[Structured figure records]
━━━━
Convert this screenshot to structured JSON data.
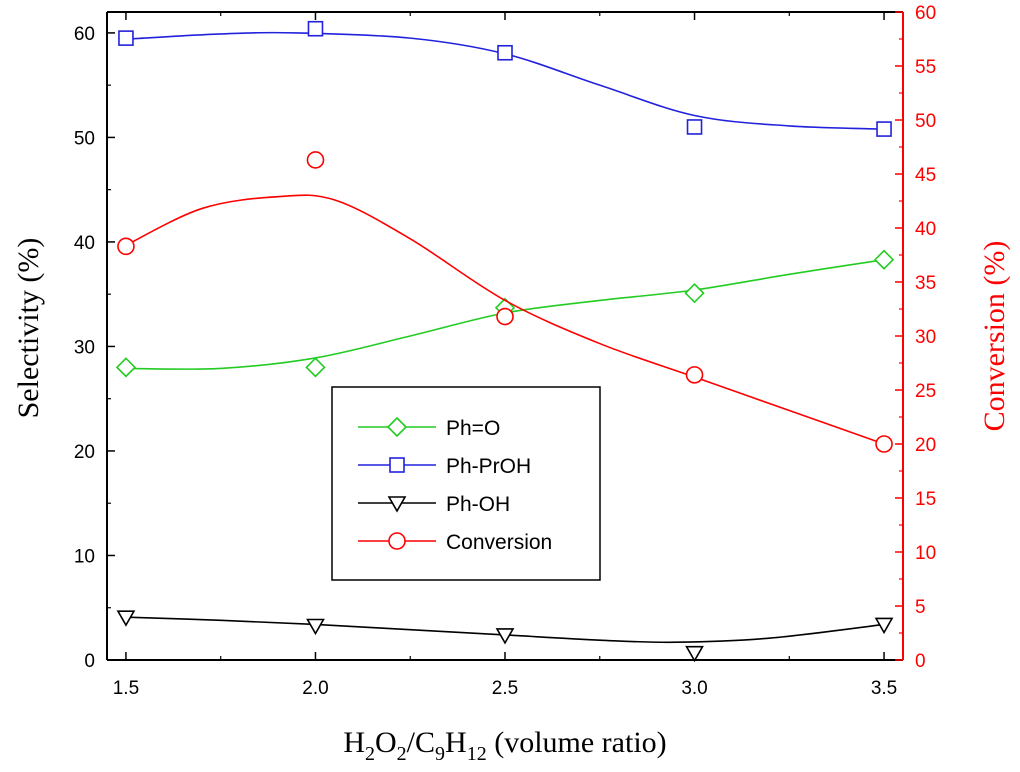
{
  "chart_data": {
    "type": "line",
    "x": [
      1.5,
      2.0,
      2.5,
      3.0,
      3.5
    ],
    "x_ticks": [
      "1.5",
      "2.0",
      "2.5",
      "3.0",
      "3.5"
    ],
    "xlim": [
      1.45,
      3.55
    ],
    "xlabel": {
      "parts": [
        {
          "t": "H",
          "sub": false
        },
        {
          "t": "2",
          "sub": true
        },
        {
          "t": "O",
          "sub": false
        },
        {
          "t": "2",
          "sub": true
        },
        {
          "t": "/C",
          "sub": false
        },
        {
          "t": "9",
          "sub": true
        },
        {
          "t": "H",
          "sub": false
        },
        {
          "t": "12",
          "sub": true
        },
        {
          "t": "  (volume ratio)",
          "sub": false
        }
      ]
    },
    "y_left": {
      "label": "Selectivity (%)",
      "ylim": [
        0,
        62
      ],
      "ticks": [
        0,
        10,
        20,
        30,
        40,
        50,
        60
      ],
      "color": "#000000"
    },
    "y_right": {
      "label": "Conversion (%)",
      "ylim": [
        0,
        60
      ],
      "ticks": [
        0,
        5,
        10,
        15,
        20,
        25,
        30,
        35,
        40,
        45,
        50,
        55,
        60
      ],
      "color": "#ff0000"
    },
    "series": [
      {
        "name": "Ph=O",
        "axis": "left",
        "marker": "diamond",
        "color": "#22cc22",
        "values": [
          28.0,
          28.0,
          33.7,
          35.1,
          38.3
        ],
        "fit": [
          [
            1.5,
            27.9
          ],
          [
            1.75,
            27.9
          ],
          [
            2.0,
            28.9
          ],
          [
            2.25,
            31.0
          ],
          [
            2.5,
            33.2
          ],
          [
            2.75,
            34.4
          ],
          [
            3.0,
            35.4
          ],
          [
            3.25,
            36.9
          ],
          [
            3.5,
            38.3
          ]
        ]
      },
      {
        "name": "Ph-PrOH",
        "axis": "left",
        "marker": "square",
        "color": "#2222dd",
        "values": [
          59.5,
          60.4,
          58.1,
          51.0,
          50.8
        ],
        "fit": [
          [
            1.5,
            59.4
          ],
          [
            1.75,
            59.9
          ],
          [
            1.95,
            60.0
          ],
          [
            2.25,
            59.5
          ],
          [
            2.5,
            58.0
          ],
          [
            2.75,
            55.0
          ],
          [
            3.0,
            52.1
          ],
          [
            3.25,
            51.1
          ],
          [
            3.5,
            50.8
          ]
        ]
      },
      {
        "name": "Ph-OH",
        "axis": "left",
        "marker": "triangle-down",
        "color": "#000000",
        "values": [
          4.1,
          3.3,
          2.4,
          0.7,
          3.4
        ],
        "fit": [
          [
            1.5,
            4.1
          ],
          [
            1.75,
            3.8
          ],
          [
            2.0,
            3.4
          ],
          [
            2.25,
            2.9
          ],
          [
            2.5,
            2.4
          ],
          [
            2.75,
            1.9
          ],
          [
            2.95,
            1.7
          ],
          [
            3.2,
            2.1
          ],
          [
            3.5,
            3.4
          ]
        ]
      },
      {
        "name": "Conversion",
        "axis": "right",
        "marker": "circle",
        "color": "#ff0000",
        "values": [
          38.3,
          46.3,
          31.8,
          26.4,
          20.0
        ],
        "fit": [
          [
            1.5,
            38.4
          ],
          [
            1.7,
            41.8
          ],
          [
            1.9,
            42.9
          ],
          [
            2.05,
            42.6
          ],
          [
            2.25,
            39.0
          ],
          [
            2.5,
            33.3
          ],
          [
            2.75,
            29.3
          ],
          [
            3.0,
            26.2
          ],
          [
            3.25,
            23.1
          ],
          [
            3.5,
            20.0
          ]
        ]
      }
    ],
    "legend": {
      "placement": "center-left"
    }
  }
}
━━━━
The problem:
Omit the pictures and reproduce the listing exactly.

Answer to the problem:
Convert this screenshot to structured JSON data.
{
  "chart_data": {
    "type": "line",
    "x": [
      1.5,
      2.0,
      2.5,
      3.0,
      3.5
    ],
    "x_ticks": [
      "1.5",
      "2.0",
      "2.5",
      "3.0",
      "3.5"
    ],
    "xlim": [
      1.45,
      3.55
    ],
    "xlabel": {
      "parts": [
        {
          "t": "H",
          "sub": false
        },
        {
          "t": "2",
          "sub": true
        },
        {
          "t": "O",
          "sub": false
        },
        {
          "t": "2",
          "sub": true
        },
        {
          "t": "/C",
          "sub": false
        },
        {
          "t": "9",
          "sub": true
        },
        {
          "t": "H",
          "sub": false
        },
        {
          "t": "12",
          "sub": true
        },
        {
          "t": "  (volume ratio)",
          "sub": false
        }
      ]
    },
    "y_left": {
      "label": "Selectivity (%)",
      "ylim": [
        0,
        62
      ],
      "ticks": [
        0,
        10,
        20,
        30,
        40,
        50,
        60
      ],
      "color": "#000000"
    },
    "y_right": {
      "label": "Conversion (%)",
      "ylim": [
        0,
        60
      ],
      "ticks": [
        0,
        5,
        10,
        15,
        20,
        25,
        30,
        35,
        40,
        45,
        50,
        55,
        60
      ],
      "color": "#ff0000"
    },
    "series": [
      {
        "name": "Ph=O",
        "axis": "left",
        "marker": "diamond",
        "color": "#22cc22",
        "values": [
          28.0,
          28.0,
          33.7,
          35.1,
          38.3
        ],
        "fit": [
          [
            1.5,
            27.9
          ],
          [
            1.75,
            27.9
          ],
          [
            2.0,
            28.9
          ],
          [
            2.25,
            31.0
          ],
          [
            2.5,
            33.2
          ],
          [
            2.75,
            34.4
          ],
          [
            3.0,
            35.4
          ],
          [
            3.25,
            36.9
          ],
          [
            3.5,
            38.3
          ]
        ]
      },
      {
        "name": "Ph-PrOH",
        "axis": "left",
        "marker": "square",
        "color": "#2222dd",
        "values": [
          59.5,
          60.4,
          58.1,
          51.0,
          50.8
        ],
        "fit": [
          [
            1.5,
            59.4
          ],
          [
            1.75,
            59.9
          ],
          [
            1.95,
            60.0
          ],
          [
            2.25,
            59.5
          ],
          [
            2.5,
            58.0
          ],
          [
            2.75,
            55.0
          ],
          [
            3.0,
            52.1
          ],
          [
            3.25,
            51.1
          ],
          [
            3.5,
            50.8
          ]
        ]
      },
      {
        "name": "Ph-OH",
        "axis": "left",
        "marker": "triangle-down",
        "color": "#000000",
        "values": [
          4.1,
          3.3,
          2.4,
          0.7,
          3.4
        ],
        "fit": [
          [
            1.5,
            4.1
          ],
          [
            1.75,
            3.8
          ],
          [
            2.0,
            3.4
          ],
          [
            2.25,
            2.9
          ],
          [
            2.5,
            2.4
          ],
          [
            2.75,
            1.9
          ],
          [
            2.95,
            1.7
          ],
          [
            3.2,
            2.1
          ],
          [
            3.5,
            3.4
          ]
        ]
      },
      {
        "name": "Conversion",
        "axis": "right",
        "marker": "circle",
        "color": "#ff0000",
        "values": [
          38.3,
          46.3,
          31.8,
          26.4,
          20.0
        ],
        "fit": [
          [
            1.5,
            38.4
          ],
          [
            1.7,
            41.8
          ],
          [
            1.9,
            42.9
          ],
          [
            2.05,
            42.6
          ],
          [
            2.25,
            39.0
          ],
          [
            2.5,
            33.3
          ],
          [
            2.75,
            29.3
          ],
          [
            3.0,
            26.2
          ],
          [
            3.25,
            23.1
          ],
          [
            3.5,
            20.0
          ]
        ]
      }
    ],
    "legend": {
      "placement": "center-left"
    }
  }
}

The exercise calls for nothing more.